## Records for this exercise
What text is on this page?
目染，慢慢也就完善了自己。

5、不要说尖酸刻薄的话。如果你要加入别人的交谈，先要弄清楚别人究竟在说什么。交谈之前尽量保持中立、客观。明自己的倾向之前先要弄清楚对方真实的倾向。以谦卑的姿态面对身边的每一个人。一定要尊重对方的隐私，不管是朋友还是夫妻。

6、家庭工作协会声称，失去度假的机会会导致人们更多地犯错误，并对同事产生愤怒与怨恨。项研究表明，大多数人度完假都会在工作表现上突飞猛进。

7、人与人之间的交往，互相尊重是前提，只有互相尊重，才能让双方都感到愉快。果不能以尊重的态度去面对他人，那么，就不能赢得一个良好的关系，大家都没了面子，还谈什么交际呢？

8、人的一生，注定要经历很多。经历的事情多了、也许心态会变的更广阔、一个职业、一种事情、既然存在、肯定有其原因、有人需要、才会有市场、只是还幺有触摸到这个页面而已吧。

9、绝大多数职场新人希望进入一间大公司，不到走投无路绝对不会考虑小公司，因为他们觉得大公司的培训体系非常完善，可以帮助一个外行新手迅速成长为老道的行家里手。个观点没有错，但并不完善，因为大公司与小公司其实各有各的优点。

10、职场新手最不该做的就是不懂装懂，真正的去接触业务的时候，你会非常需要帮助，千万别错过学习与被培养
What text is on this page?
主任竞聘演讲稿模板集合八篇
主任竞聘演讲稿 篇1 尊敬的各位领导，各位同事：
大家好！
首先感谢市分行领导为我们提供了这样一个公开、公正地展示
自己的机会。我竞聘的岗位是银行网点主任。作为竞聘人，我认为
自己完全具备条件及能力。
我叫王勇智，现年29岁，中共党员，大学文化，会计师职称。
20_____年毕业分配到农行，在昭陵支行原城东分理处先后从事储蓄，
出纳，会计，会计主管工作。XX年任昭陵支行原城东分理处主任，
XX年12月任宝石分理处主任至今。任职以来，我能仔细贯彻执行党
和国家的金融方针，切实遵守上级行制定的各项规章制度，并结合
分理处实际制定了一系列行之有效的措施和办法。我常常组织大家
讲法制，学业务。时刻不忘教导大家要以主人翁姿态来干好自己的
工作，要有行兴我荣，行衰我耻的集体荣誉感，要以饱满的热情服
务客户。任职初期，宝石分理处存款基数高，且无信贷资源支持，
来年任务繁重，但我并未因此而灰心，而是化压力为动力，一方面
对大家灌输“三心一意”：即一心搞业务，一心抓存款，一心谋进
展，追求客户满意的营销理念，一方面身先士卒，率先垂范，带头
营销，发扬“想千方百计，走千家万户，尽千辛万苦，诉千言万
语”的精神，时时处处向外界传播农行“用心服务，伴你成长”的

## Written exercise
Take the entries above and transcribe them in full.

## Response below
What text is on this page?
目染，慢慢也就完善了自己。

5、不要说尖酸刻薄的话。如果你要加入别人的交谈，先要弄清楚别人究竟在说什么。交谈之前尽量保持中立、客观。明自己的倾向之前先要弄清楚对方真实的倾向。以谦卑的姿态面对身边的每一个人。一定要尊重对方的隐私，不管是朋友还是夫妻。

6、家庭工作协会声称，失去度假的机会会导致人们更多地犯错误，并对同事产生愤怒与怨恨。项研究表明，大多数人度完假都会在工作表现上突飞猛进。

7、人与人之间的交往，互相尊重是前提，只有互相尊重，才能让双方都感到愉快。果不能以尊重的态度去面对他人，那么，就不能赢得一个良好的关系，大家都没了面子，还谈什么交际呢？

8、人的一生，注定要经历很多。经历的事情多了、也许心态会变的更广阔、一个职业、一种事情、既然存在、肯定有其原因、有人需要、才会有市场、只是还幺有触摸到这个页面而已吧。

9、绝大多数职场新人希望进入一间大公司，不到走投无路绝对不会考虑小公司，因为他们觉得大公司的培训体系非常完善，可以帮助一个外行新手迅速成长为老道的行家里手。个观点没有错，但并不完善，因为大公司与小公司其实各有各的优点。

10、职场新手最不该做的就是不懂装懂，真正的去接触业务的时候，你会非常需要帮助，千万别错过学习与被培养
What text is on this page?
主任竞聘演讲稿模板集合八篇
主任竞聘演讲稿 篇1 尊敬的各位领导，各位同事：
大家好！
首先感谢市分行领导为我们提供了这样一个公开、公正地展示
自己的机会。我竞聘的岗位是银行网点主任。作为竞聘人，我认为
自己完全具备条件及能力。
我叫王勇智，现年29岁，中共党员，大学文化，会计师职称。
20_____年毕业分配到农行，在昭陵支行原城东分理处先后从事储蓄，
出纳，会计，会计主管工作。XX年任昭陵支行原城东分理处主任，
XX年12月任宝石分理处主任至今。任职以来，我能仔细贯彻执行党
和国家的金融方针，切实遵守上级行制定的各项规章制度，并结合
分理处实际制定了一系列行之有效的措施和办法。我常常组织大家
讲法制，学业务。时刻不忘教导大家要以主人翁姿态来干好自己的
工作，要有行兴我荣，行衰我耻的集体荣誉感，要以饱满的热情服
务客户。任职初期，宝石分理处存款基数高，且无信贷资源支持，
来年任务繁重，但我并未因此而灰心，而是化压力为动力，一方面
对大家灌输“三心一意”：即一心搞业务，一心抓存款，一心谋进
展，追求客户满意的营销理念，一方面身先士卒，率先垂范，带头
营销，发扬“想千方百计，走千家万户，尽千辛万苦，诉千言万
语”的精神，时时处处向外界传播农行“用心服务，伴你成长”的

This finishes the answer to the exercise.